> [Stated task]: Gather from the listing below each line that includes the word "content", and copy it.

Records for processing start

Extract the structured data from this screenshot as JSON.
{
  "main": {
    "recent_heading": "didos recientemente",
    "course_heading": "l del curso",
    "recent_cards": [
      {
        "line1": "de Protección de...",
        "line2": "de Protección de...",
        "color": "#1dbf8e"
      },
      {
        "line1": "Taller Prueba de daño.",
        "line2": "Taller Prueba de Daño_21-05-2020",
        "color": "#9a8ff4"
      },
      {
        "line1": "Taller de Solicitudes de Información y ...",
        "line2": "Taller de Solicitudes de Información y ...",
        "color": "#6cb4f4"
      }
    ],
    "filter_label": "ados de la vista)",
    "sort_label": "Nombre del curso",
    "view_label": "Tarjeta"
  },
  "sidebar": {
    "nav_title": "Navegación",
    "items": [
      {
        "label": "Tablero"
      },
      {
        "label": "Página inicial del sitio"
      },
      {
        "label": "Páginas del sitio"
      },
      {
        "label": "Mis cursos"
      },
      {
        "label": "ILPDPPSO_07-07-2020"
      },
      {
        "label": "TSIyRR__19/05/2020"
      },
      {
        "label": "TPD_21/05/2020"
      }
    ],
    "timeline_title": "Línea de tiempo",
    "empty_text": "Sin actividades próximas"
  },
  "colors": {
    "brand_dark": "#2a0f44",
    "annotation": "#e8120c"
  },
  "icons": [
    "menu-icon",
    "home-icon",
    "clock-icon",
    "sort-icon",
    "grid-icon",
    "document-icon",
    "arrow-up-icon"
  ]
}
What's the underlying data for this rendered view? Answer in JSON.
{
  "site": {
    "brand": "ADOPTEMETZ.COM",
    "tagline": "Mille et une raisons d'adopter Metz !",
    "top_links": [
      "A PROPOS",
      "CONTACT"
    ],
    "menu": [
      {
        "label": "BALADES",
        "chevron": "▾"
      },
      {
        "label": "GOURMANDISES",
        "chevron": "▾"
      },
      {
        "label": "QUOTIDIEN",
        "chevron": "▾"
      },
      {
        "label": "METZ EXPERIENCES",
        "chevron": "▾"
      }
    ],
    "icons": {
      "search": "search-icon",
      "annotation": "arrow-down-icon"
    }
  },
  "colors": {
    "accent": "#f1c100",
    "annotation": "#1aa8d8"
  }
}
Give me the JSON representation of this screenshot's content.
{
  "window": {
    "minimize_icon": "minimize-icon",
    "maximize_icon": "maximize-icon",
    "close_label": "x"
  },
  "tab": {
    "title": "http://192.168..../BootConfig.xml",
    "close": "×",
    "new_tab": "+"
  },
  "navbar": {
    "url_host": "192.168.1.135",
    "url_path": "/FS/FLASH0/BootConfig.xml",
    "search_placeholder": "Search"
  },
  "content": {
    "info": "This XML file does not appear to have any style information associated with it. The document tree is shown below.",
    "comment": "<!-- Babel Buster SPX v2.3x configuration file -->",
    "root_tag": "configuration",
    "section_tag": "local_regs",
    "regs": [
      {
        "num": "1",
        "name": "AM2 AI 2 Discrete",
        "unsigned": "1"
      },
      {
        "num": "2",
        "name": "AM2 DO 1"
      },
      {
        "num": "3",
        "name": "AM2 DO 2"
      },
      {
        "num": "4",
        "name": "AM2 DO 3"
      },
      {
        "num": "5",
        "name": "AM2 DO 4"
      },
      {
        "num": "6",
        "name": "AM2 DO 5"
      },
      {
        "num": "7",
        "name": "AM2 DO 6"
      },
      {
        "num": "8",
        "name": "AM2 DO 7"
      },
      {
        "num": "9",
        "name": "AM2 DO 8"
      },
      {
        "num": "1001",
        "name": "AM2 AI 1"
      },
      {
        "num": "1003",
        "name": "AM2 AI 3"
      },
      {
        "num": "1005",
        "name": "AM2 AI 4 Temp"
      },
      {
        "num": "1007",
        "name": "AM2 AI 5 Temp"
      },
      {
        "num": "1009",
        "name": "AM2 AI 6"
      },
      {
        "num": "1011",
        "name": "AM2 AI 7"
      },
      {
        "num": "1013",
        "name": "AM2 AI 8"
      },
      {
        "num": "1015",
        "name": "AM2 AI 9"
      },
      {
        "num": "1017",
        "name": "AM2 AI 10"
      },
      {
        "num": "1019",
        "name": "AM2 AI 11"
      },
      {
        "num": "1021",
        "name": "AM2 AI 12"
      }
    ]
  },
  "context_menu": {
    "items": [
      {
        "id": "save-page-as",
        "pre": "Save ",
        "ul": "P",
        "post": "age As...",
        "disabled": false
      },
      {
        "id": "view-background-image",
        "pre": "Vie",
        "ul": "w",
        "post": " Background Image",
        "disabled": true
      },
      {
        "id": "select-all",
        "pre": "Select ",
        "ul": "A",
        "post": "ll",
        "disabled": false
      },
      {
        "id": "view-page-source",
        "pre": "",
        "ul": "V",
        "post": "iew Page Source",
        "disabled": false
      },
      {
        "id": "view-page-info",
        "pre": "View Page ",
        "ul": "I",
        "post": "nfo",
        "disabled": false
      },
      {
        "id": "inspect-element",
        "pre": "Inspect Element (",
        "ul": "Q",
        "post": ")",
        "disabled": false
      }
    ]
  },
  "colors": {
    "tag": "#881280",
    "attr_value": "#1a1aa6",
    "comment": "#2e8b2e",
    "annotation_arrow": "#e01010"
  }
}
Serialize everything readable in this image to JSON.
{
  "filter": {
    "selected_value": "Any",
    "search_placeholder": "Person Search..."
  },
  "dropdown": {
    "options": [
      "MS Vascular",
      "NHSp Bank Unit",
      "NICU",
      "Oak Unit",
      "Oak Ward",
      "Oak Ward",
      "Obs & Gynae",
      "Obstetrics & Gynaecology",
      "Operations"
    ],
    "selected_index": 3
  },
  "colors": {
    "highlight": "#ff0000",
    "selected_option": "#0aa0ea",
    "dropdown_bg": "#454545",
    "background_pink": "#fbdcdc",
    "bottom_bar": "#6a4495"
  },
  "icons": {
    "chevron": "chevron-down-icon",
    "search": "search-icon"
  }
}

Records for processing end

> [Completed task]:
Give me the JSON representation of this screenshot's content.
  "content": {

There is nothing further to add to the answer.